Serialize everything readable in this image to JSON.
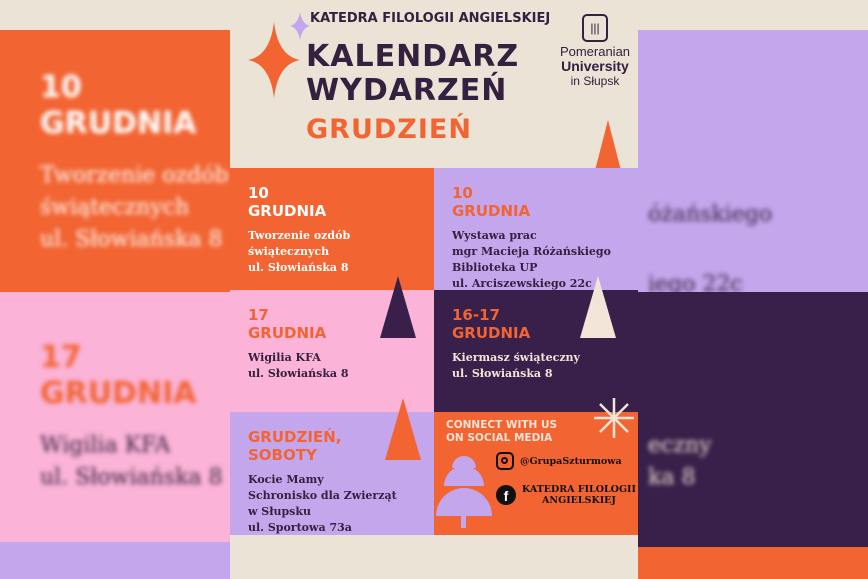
{
  "header": {
    "department": "KATEDRA FILOLOGII ANGIELSKIEJ",
    "title_line1": "KALENDARZ",
    "title_line2": "WYDARZEŃ",
    "month": "GRUDZIEŃ"
  },
  "logo": {
    "line1": "Pomeranian",
    "line2": "University",
    "line3": "in Słupsk"
  },
  "events": [
    {
      "date": [
        "10",
        "GRUDNIA"
      ],
      "lines": [
        "Tworzenie ozdób",
        "świątecznych",
        "ul. Słowiańska 8"
      ],
      "bg": "#f26432",
      "date_color": "#ffffff",
      "text_color": "#ffffff"
    },
    {
      "date": [
        "10",
        "GRUDNIA"
      ],
      "lines": [
        "Wystawa prac",
        "mgr Macieja Różańskiego",
        "Biblioteka UP",
        "ul. Arciszewskiego 22c"
      ],
      "bg": "#c4a6ec",
      "date_color": "#f26432",
      "text_color": "#34203f"
    },
    {
      "date": [
        "17",
        "GRUDNIA"
      ],
      "lines": [
        "Wigilia KFA",
        "ul. Słowiańska 8"
      ],
      "bg": "#fbb3d7",
      "date_color": "#f26432",
      "text_color": "#34203f"
    },
    {
      "date": [
        "16-17",
        "GRUDNIA"
      ],
      "lines": [
        "Kiermasz świąteczny",
        "ul. Słowiańska 8"
      ],
      "bg": "#38204a",
      "date_color": "#f26432",
      "text_color": "#f3e4d8"
    },
    {
      "date": [
        "GRUDZIEŃ,",
        "SOBOTY"
      ],
      "lines": [
        "Kocie Mamy",
        "Schronisko dla Zwierząt",
        "w Słupsku",
        "ul. Sportowa 73a"
      ],
      "bg": "#c4a6ec",
      "date_color": "#f26432",
      "text_color": "#34203f"
    }
  ],
  "social": {
    "heading_line1": "CONNECT WITH US",
    "heading_line2": "ON SOCIAL MEDIA",
    "instagram": "@GrupaSzturmowa",
    "facebook_line1": "KATEDRA FILOLOGII",
    "facebook_line2": "ANGIELSKIEJ",
    "icons": [
      "instagram-icon",
      "facebook-icon"
    ]
  },
  "colors": {
    "orange": "#f26432",
    "purple": "#38204a",
    "lavender": "#c4a6ec",
    "pink": "#fbb3d7",
    "beige": "#ebe3d5"
  }
}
• • • • • • •
Write out every line above exactly as it is, leaving out the pictures.

EXERCISE RESPONSE
Serialize everything readable in this image to JSON.
{
  "header": {
    "department": "KATEDRA FILOLOGII ANGIELSKIEJ",
    "title_line1": "KALENDARZ",
    "title_line2": "WYDARZEŃ",
    "month": "GRUDZIEŃ"
  },
  "logo": {
    "line1": "Pomeranian",
    "line2": "University",
    "line3": "in Słupsk"
  },
  "events": [
    {
      "date": [
        "10",
        "GRUDNIA"
      ],
      "lines": [
        "Tworzenie ozdób",
        "świątecznych",
        "ul. Słowiańska 8"
      ],
      "bg": "#f26432",
      "date_color": "#ffffff",
      "text_color": "#ffffff"
    },
    {
      "date": [
        "10",
        "GRUDNIA"
      ],
      "lines": [
        "Wystawa prac",
        "mgr Macieja Różańskiego",
        "Biblioteka UP",
        "ul. Arciszewskiego 22c"
      ],
      "bg": "#c4a6ec",
      "date_color": "#f26432",
      "text_color": "#34203f"
    },
    {
      "date": [
        "17",
        "GRUDNIA"
      ],
      "lines": [
        "Wigilia KFA",
        "ul. Słowiańska 8"
      ],
      "bg": "#fbb3d7",
      "date_color": "#f26432",
      "text_color": "#34203f"
    },
    {
      "date": [
        "16-17",
        "GRUDNIA"
      ],
      "lines": [
        "Kiermasz świąteczny",
        "ul. Słowiańska 8"
      ],
      "bg": "#38204a",
      "date_color": "#f26432",
      "text_color": "#f3e4d8"
    },
    {
      "date": [
        "GRUDZIEŃ,",
        "SOBOTY"
      ],
      "lines": [
        "Kocie Mamy",
        "Schronisko dla Zwierząt",
        "w Słupsku",
        "ul. Sportowa 73a"
      ],
      "bg": "#c4a6ec",
      "date_color": "#f26432",
      "text_color": "#34203f"
    }
  ],
  "social": {
    "heading_line1": "CONNECT WITH US",
    "heading_line2": "ON SOCIAL MEDIA",
    "instagram": "@GrupaSzturmowa",
    "facebook_line1": "KATEDRA FILOLOGII",
    "facebook_line2": "ANGIELSKIEJ",
    "icons": [
      "instagram-icon",
      "facebook-icon"
    ]
  },
  "colors": {
    "orange": "#f26432",
    "purple": "#38204a",
    "lavender": "#c4a6ec",
    "pink": "#fbb3d7",
    "beige": "#ebe3d5"
  }
}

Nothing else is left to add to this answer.